─── Provided information
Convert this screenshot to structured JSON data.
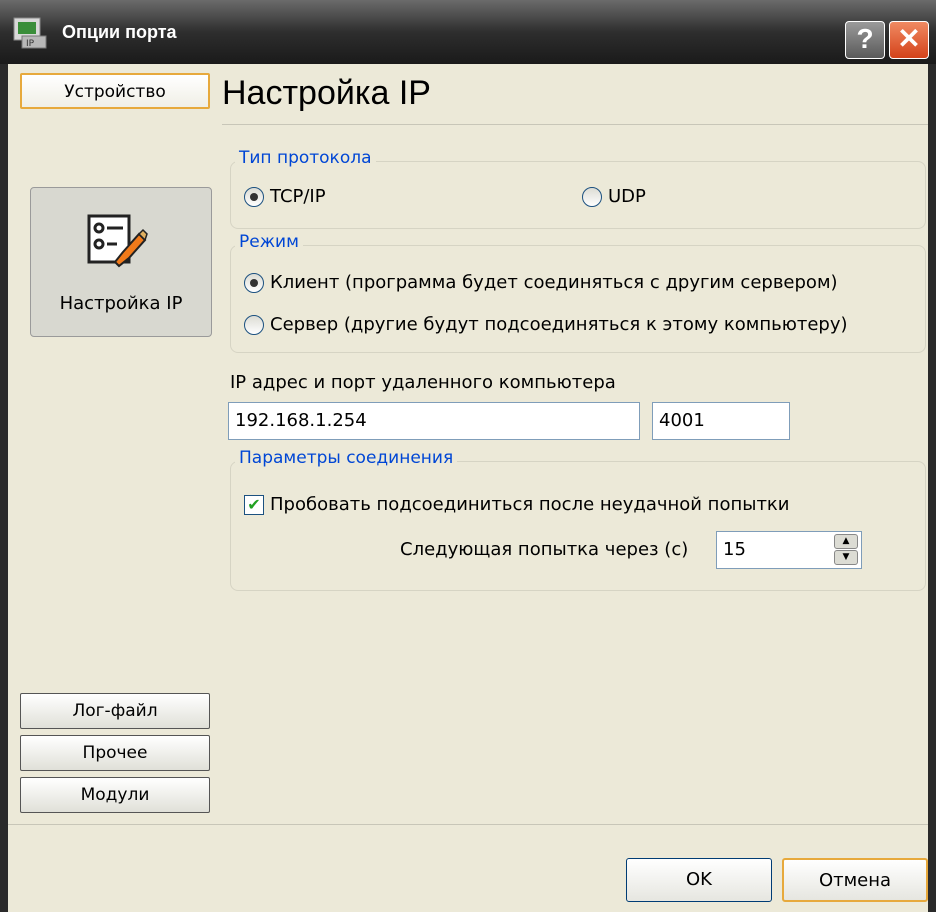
{
  "window": {
    "title": "Опции порта",
    "help_glyph": "?",
    "close_glyph": "✕"
  },
  "sidebar": {
    "top_button": "Устройство",
    "panel_item": {
      "label": "Настройка IP",
      "icon": "network-settings-icon"
    },
    "bottom_buttons": [
      "Лог-файл",
      "Прочее",
      "Модули"
    ]
  },
  "main": {
    "title": "Настройка IP",
    "protocol": {
      "title": "Тип протокола",
      "options": [
        "TCP/IP",
        "UDP"
      ],
      "selected": "TCP/IP"
    },
    "mode": {
      "title": "Режим",
      "options": [
        "Клиент (программа будет соединяться с другим сервером)",
        "Сервер (другие будут подсоединяться к этому компьютеру)"
      ],
      "selected": "Клиент (программа будет соединяться с другим сервером)"
    },
    "address": {
      "label": "IP адрес и порт удаленного компьютера",
      "ip": "192.168.1.254",
      "port": "4001"
    },
    "connection": {
      "title": "Параметры соединения",
      "retry_label": "Пробовать подсоединиться после неудачной попытки",
      "retry_checked": true,
      "next_attempt_label": "Следующая попытка через (с)",
      "next_attempt_value": "15"
    }
  },
  "footer": {
    "ok_label": "OK",
    "cancel_label": "Отмена"
  },
  "colors": {
    "accent": "#0046d5",
    "focus_border": "#e7a93c",
    "title_bar": "#2e2e2e",
    "close": "#d4421a",
    "radio_on": "#21a121"
  }
}
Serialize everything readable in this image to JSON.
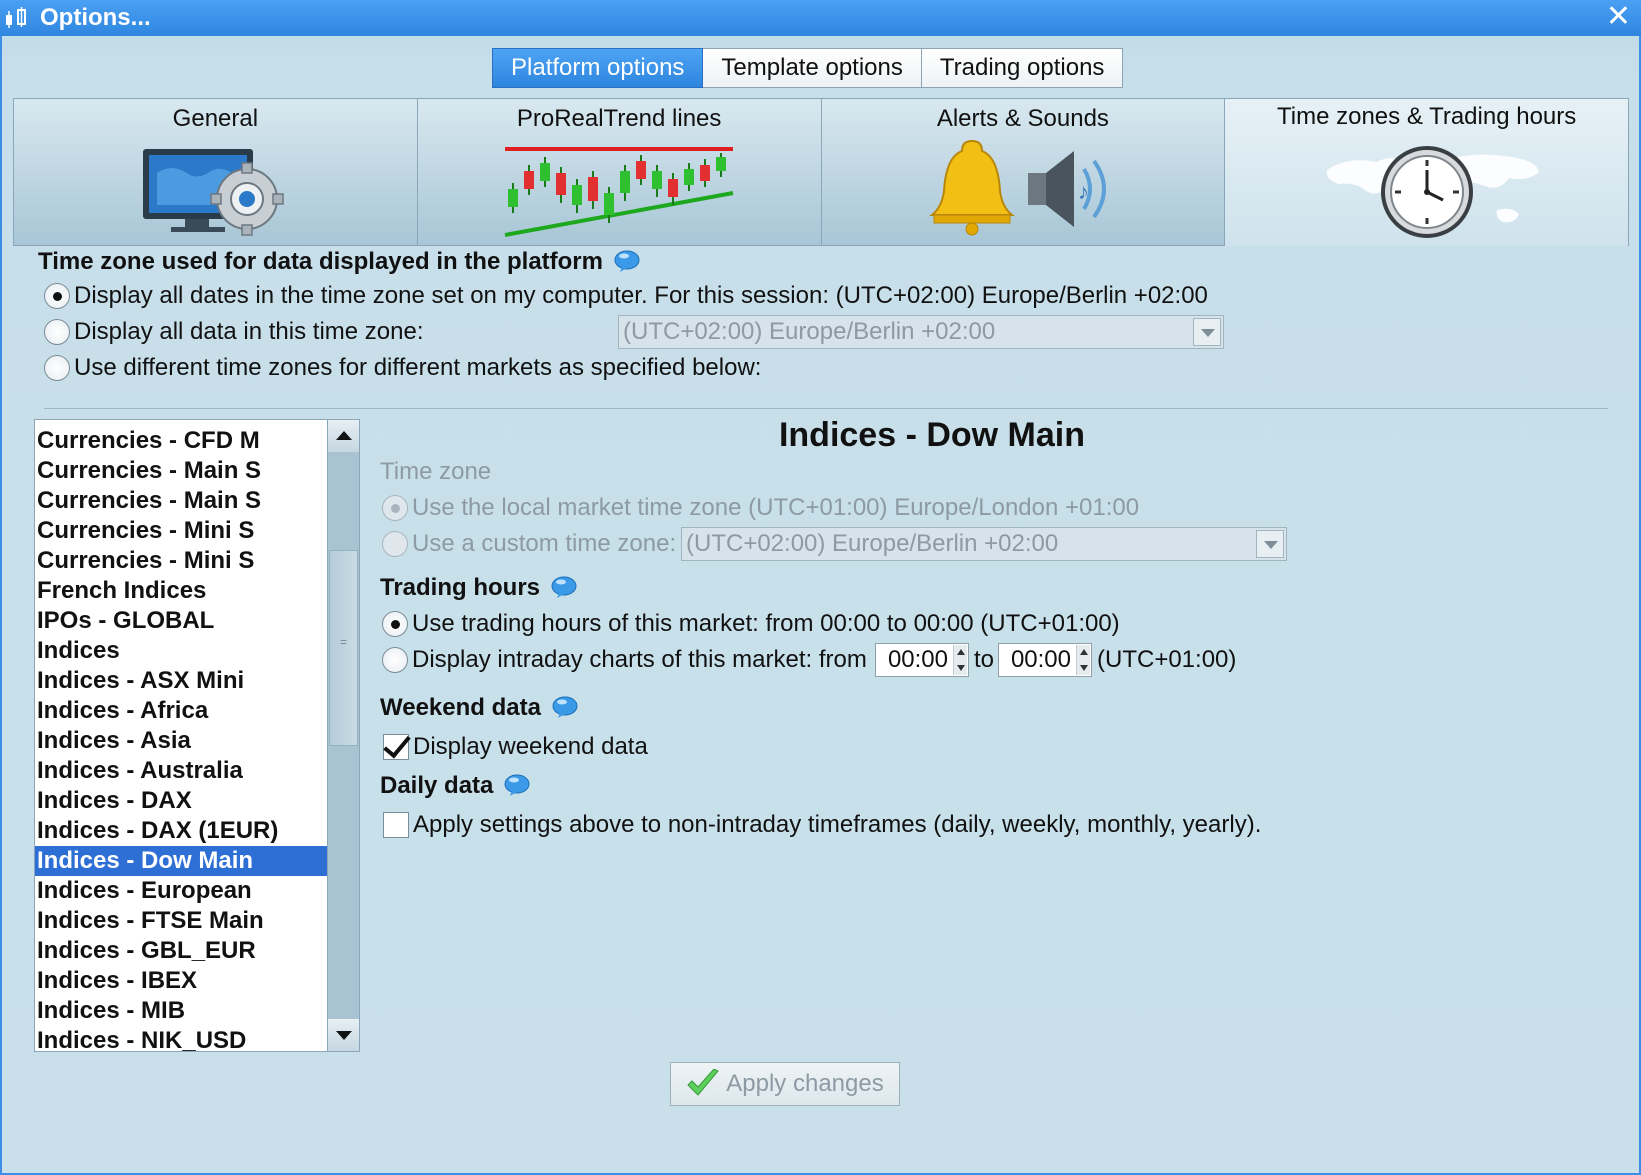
{
  "window": {
    "title": "Options...",
    "close_glyph": "✕"
  },
  "top_tabs": [
    {
      "label": "Platform options",
      "active": true
    },
    {
      "label": "Template options",
      "active": false
    },
    {
      "label": "Trading options",
      "active": false
    }
  ],
  "category_tabs": [
    {
      "label": "General",
      "icon": "monitor-gear-icon"
    },
    {
      "label": "ProRealTrend lines",
      "icon": "trendline-chart-icon"
    },
    {
      "label": "Alerts & Sounds",
      "icon": "bell-speaker-icon"
    },
    {
      "label": "Time zones & Trading hours",
      "icon": "world-clock-icon",
      "active": true
    }
  ],
  "timezone_section": {
    "heading": "Time zone used for data displayed in the platform",
    "option1": "Display all dates in the time zone set on my computer. For this session:  (UTC+02:00) Europe/Berlin +02:00",
    "option2": "Display all data in this time zone:",
    "option2_value": "(UTC+02:00) Europe/Berlin +02:00",
    "option3": "Use different time zones for different markets as specified below:",
    "selected": 1
  },
  "market_list": {
    "items": [
      "Currencies - CFD M",
      "Currencies - Main S",
      "Currencies - Main S",
      "Currencies - Mini S",
      "Currencies - Mini S",
      "French Indices",
      "IPOs - GLOBAL",
      "Indices",
      "Indices - ASX Mini",
      "Indices - Africa",
      "Indices - Asia",
      "Indices - Australia",
      "Indices - DAX",
      "Indices - DAX (1EUR)",
      "Indices - Dow Main",
      "Indices - European",
      "Indices - FTSE Main",
      "Indices - GBL_EUR",
      "Indices - IBEX",
      "Indices - MIB",
      "Indices - NIK_USD"
    ],
    "selected": "Indices - Dow Main"
  },
  "market_panel": {
    "title": "Indices - Dow Main",
    "timezone_heading": "Time zone",
    "tz_option1": "Use the local market time zone (UTC+01:00) Europe/London +01:00",
    "tz_option2": "Use a custom time zone:",
    "tz_custom_value": "(UTC+02:00) Europe/Berlin +02:00",
    "trading_heading": "Trading hours",
    "trading_option1": "Use trading hours of this market: from 00:00 to 00:00 (UTC+01:00)",
    "trading_option2_prefix": "Display intraday charts of this market: from",
    "from_value": "00:00",
    "to_label": "to",
    "to_value": "00:00",
    "trading_option2_suffix": "(UTC+01:00)",
    "weekend_heading": "Weekend data",
    "weekend_label": "Display weekend data",
    "weekend_checked": true,
    "daily_heading": "Daily data",
    "daily_label": "Apply settings above to non-intraday timeframes (daily, weekly, monthly, yearly).",
    "daily_checked": false
  },
  "apply_button": {
    "label": "Apply changes"
  },
  "colors": {
    "accent": "#2e86e0",
    "selection": "#2e6fd6",
    "panel": "#c9e0ea"
  }
}
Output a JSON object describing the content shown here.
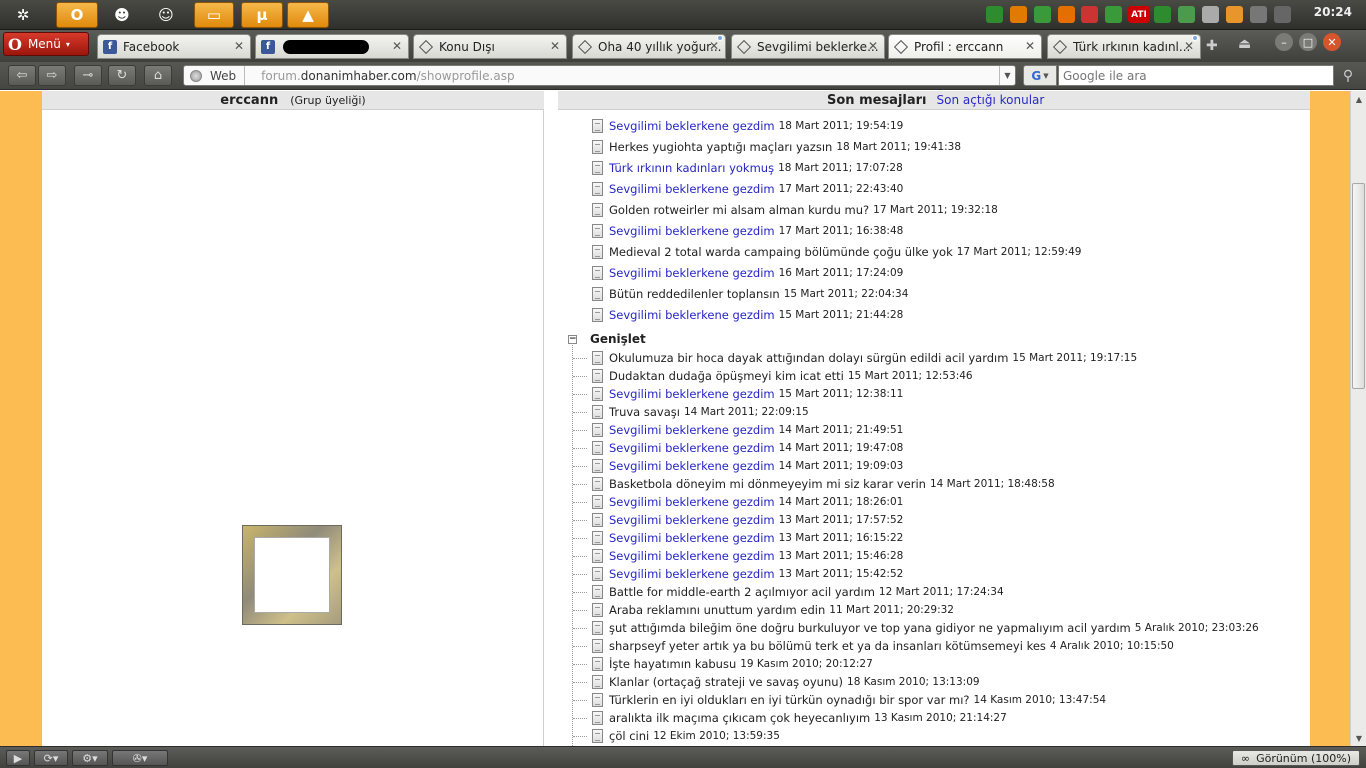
{
  "clock": "20:24",
  "panel": {
    "launchers": [
      {
        "icon": "ubuntu-logo-icon",
        "glyph": "✲",
        "active": false
      },
      {
        "icon": "opera-icon",
        "glyph": "O",
        "active": true
      },
      {
        "icon": "messenger-icon",
        "glyph": "☻",
        "active": false
      },
      {
        "icon": "smiley-app-icon",
        "glyph": "☺",
        "active": false
      },
      {
        "icon": "file-manager-icon",
        "glyph": "▭",
        "active": true
      },
      {
        "icon": "utorrent-icon",
        "glyph": "µ",
        "active": true
      },
      {
        "icon": "vlc-icon",
        "glyph": "▲",
        "active": true
      }
    ],
    "tray": [
      {
        "icon": "recycle-icon",
        "color": "#2e8b2e"
      },
      {
        "icon": "pause-icon",
        "color": "#e07b00"
      },
      {
        "icon": "utorrent-tray-icon",
        "color": "#3a9a3a"
      },
      {
        "icon": "vlc-tray-icon",
        "color": "#e46f00"
      },
      {
        "icon": "volume-icon",
        "color": "#c33"
      },
      {
        "icon": "user-icon",
        "color": "#3a9a3a"
      },
      {
        "icon": "ati-icon",
        "color": "#c00",
        "text": "ATI"
      },
      {
        "icon": "nvidia-icon",
        "color": "#2e8b2e"
      },
      {
        "icon": "battery-icon",
        "color": "#4c9a4c"
      },
      {
        "icon": "disc-icon",
        "color": "#aaa"
      },
      {
        "icon": "update-icon",
        "color": "#e8952c"
      },
      {
        "icon": "usb-icon",
        "color": "#777"
      },
      {
        "icon": "signal-icon",
        "color": "#666"
      }
    ]
  },
  "browser": {
    "menu_label": "Menü",
    "tabs": [
      {
        "label": "Facebook",
        "icon": "facebook",
        "active": false
      },
      {
        "label": "",
        "icon": "facebook",
        "active": false,
        "redacted": true
      },
      {
        "label": "Konu Dışı",
        "icon": "donanimhaber",
        "active": false
      },
      {
        "label": "Oha 40 yıllık yoğur...",
        "icon": "donanimhaber",
        "active": false,
        "dot": true
      },
      {
        "label": "Sevgilimi beklerke...",
        "icon": "donanimhaber",
        "active": false
      },
      {
        "label": "Profil : erccann",
        "icon": "donanimhaber",
        "active": true
      },
      {
        "label": "Türk ırkının kadınl...",
        "icon": "donanimhaber",
        "active": false,
        "dot": true
      }
    ],
    "address": {
      "web_label": "Web",
      "url_prefix": "forum.",
      "url_domain": "donanimhaber.com",
      "url_path": "/showprofile.asp"
    },
    "search": {
      "engine": "G",
      "placeholder": "Google ile ara"
    },
    "status": {
      "zoom_label": "Görünüm (100%)"
    }
  },
  "profile": {
    "username": "erccann",
    "group": "(Grup üyeliği)"
  },
  "messages": {
    "heading": "Son mesajları",
    "opened_topics_link": "Son açtığı konular",
    "expand_label": "Genişlet",
    "top_posts": [
      {
        "title": "Sevgilimi beklerkene gezdim",
        "date": "18 Mart 2011; 19:54:19",
        "link": true
      },
      {
        "title": "Herkes yugiohta yaptığı maçları yazsın",
        "date": "18 Mart 2011; 19:41:38",
        "link": false
      },
      {
        "title": "Türk ırkının kadınları yokmuş",
        "date": "18 Mart 2011; 17:07:28",
        "link": true
      },
      {
        "title": "Sevgilimi beklerkene gezdim",
        "date": "17 Mart 2011; 22:43:40",
        "link": true
      },
      {
        "title": "Golden rotweirler mi alsam alman kurdu mu?",
        "date": "17 Mart 2011; 19:32:18",
        "link": false
      },
      {
        "title": "Sevgilimi beklerkene gezdim",
        "date": "17 Mart 2011; 16:38:48",
        "link": true
      },
      {
        "title": "Medieval 2 total warda campaing bölümünde çoğu ülke yok",
        "date": "17 Mart 2011; 12:59:49",
        "link": false
      },
      {
        "title": "Sevgilimi beklerkene gezdim",
        "date": "16 Mart 2011; 17:24:09",
        "link": true
      },
      {
        "title": "Bütün reddedilenler toplansın",
        "date": "15 Mart 2011; 22:04:34",
        "link": false
      },
      {
        "title": "Sevgilimi beklerkene gezdim",
        "date": "15 Mart 2011; 21:44:28",
        "link": true
      }
    ],
    "expanded_posts": [
      {
        "title": "Okulumuza bir hoca dayak attığından dolayı sürgün edildi acil yardım",
        "date": "15 Mart 2011; 19:17:15",
        "link": false
      },
      {
        "title": "Dudaktan dudağa öpüşmeyi kim icat etti",
        "date": "15 Mart 2011; 12:53:46",
        "link": false
      },
      {
        "title": "Sevgilimi beklerkene gezdim",
        "date": "15 Mart 2011; 12:38:11",
        "link": true
      },
      {
        "title": "Truva savaşı",
        "date": "14 Mart 2011; 22:09:15",
        "link": false
      },
      {
        "title": "Sevgilimi beklerkene gezdim",
        "date": "14 Mart 2011; 21:49:51",
        "link": true
      },
      {
        "title": "Sevgilimi beklerkene gezdim",
        "date": "14 Mart 2011; 19:47:08",
        "link": true
      },
      {
        "title": "Sevgilimi beklerkene gezdim",
        "date": "14 Mart 2011; 19:09:03",
        "link": true
      },
      {
        "title": "Basketbola döneyim mi dönmeyeyim mi siz karar verin",
        "date": "14 Mart 2011; 18:48:58",
        "link": false
      },
      {
        "title": "Sevgilimi beklerkene gezdim",
        "date": "14 Mart 2011; 18:26:01",
        "link": true
      },
      {
        "title": "Sevgilimi beklerkene gezdim",
        "date": "13 Mart 2011; 17:57:52",
        "link": true
      },
      {
        "title": "Sevgilimi beklerkene gezdim",
        "date": "13 Mart 2011; 16:15:22",
        "link": true
      },
      {
        "title": "Sevgilimi beklerkene gezdim",
        "date": "13 Mart 2011; 15:46:28",
        "link": true
      },
      {
        "title": "Sevgilimi beklerkene gezdim",
        "date": "13 Mart 2011; 15:42:52",
        "link": true
      },
      {
        "title": "Battle for middle-earth 2 açılmıyor acil yardım",
        "date": "12 Mart 2011; 17:24:34",
        "link": false
      },
      {
        "title": "Araba reklamını unuttum yardım edin",
        "date": "11 Mart 2011; 20:29:32",
        "link": false
      },
      {
        "title": "şut attığımda bileğim öne doğru burkuluyor ve top yana gidiyor ne yapmalıyım acil yardım",
        "date": "5 Aralık 2010; 23:03:26",
        "link": false
      },
      {
        "title": "sharpseyf yeter artık ya bu bölümü terk et ya da insanları kötümsemeyi kes",
        "date": "4 Aralık 2010; 10:15:50",
        "link": false
      },
      {
        "title": "İşte hayatımın kabusu",
        "date": "19 Kasım 2010; 20:12:27",
        "link": false
      },
      {
        "title": "Klanlar (ortaçağ strateji ve savaş oyunu)",
        "date": "18 Kasım 2010; 13:13:09",
        "link": false
      },
      {
        "title": "Türklerin en iyi oldukları en iyi türkün oynadığı bir spor var mı?",
        "date": "14 Kasım 2010; 13:47:54",
        "link": false
      },
      {
        "title": "aralıkta ilk maçıma çıkıcam çok heyecanlıyım",
        "date": "13 Kasım 2010; 21:14:27",
        "link": false
      },
      {
        "title": "çöl cini",
        "date": "12 Ekim 2010; 13:59:35",
        "link": false
      }
    ]
  }
}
──────
■ Given exercise
Write the number of lines containing the word "будет" and nothing besides it.

■ Exercise output
2